Review the lines that follow and copy each one that contains the word "geregistreerde".

→ Information supplied
============================================================

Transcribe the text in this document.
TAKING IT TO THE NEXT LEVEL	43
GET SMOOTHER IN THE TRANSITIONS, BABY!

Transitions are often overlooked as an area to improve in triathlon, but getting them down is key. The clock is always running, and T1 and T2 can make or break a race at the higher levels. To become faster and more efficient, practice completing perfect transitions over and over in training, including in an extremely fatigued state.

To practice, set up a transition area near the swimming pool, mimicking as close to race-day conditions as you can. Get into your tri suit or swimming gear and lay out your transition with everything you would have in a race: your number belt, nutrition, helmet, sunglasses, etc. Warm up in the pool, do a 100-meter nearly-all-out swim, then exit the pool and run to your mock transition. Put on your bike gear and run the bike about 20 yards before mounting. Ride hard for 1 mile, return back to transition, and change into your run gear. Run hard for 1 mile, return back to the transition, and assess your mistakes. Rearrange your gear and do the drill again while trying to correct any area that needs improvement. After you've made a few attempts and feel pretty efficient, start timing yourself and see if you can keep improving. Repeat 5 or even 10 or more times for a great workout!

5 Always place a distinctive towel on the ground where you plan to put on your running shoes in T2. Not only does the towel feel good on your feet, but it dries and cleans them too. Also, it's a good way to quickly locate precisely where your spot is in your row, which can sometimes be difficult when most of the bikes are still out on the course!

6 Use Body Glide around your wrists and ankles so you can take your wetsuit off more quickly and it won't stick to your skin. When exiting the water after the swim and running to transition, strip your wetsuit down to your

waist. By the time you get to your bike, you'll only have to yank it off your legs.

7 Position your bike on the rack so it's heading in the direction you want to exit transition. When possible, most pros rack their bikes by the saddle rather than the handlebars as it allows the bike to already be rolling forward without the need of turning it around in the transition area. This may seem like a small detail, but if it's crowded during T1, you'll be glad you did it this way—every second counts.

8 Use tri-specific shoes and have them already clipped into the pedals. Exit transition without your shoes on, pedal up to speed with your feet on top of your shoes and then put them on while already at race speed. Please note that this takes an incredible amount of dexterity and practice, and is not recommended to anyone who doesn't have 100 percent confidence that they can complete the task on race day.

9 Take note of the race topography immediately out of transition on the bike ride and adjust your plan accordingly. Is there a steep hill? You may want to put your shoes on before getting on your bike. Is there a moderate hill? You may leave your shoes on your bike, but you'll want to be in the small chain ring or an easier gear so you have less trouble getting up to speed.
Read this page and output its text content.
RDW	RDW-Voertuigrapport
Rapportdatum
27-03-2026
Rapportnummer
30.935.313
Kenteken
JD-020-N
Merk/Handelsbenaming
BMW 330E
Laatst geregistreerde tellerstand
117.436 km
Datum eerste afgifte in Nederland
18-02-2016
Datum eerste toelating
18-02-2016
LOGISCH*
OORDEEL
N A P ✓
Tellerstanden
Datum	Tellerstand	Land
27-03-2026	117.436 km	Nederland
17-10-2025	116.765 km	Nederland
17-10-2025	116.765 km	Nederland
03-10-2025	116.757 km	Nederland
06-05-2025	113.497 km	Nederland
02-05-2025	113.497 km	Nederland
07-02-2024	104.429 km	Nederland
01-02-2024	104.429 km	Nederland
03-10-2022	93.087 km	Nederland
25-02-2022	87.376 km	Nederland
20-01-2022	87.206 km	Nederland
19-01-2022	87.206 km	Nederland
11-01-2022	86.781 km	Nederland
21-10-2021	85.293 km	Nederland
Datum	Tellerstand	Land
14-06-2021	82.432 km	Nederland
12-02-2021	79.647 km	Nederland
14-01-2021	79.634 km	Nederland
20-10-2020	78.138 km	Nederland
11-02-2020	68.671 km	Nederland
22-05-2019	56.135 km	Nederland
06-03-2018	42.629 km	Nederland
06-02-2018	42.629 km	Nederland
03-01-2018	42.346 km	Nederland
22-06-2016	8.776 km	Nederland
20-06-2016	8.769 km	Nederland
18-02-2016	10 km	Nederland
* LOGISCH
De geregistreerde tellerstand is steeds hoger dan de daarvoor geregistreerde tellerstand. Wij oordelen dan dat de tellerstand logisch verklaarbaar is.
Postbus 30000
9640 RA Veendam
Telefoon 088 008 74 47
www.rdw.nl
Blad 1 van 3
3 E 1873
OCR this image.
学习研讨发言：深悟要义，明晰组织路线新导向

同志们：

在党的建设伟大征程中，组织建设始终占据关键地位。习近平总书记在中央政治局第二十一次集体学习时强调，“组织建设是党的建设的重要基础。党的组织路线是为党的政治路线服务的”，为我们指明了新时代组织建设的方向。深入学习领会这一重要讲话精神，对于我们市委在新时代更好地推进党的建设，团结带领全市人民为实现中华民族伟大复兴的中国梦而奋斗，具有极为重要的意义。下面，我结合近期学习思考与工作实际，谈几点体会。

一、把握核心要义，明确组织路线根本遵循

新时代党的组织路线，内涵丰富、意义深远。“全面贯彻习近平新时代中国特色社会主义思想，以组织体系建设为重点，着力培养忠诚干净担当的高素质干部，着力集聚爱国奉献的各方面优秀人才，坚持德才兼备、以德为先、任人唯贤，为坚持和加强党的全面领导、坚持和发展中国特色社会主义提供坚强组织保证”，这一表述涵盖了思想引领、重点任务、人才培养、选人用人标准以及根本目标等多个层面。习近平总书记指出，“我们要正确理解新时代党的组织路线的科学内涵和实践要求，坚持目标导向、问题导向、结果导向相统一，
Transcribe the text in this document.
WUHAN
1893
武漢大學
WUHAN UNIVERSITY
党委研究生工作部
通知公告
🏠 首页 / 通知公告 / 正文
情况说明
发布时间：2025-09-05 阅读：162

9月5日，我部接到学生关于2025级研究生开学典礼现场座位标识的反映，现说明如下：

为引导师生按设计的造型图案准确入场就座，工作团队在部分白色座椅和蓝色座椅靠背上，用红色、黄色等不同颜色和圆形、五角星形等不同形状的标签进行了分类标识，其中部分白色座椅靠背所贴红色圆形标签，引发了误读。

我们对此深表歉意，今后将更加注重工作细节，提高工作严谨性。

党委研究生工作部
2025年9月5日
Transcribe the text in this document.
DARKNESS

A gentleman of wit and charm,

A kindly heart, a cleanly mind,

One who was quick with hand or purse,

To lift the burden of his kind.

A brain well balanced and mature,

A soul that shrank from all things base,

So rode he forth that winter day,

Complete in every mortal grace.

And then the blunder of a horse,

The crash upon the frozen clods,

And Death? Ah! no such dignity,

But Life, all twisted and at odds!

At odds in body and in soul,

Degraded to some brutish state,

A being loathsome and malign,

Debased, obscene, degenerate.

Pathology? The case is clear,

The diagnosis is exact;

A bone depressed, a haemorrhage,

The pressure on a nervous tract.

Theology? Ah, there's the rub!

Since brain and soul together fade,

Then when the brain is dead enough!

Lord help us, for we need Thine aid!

============================================================

→ Task response
Laatst geregistreerde tellerstand
De geregistreerde tellerstand is steeds hoger dan de daarvoor geregistreerde tellerstand. Wij oordelen dan dat de tellerstand logisch verklaarbaar is.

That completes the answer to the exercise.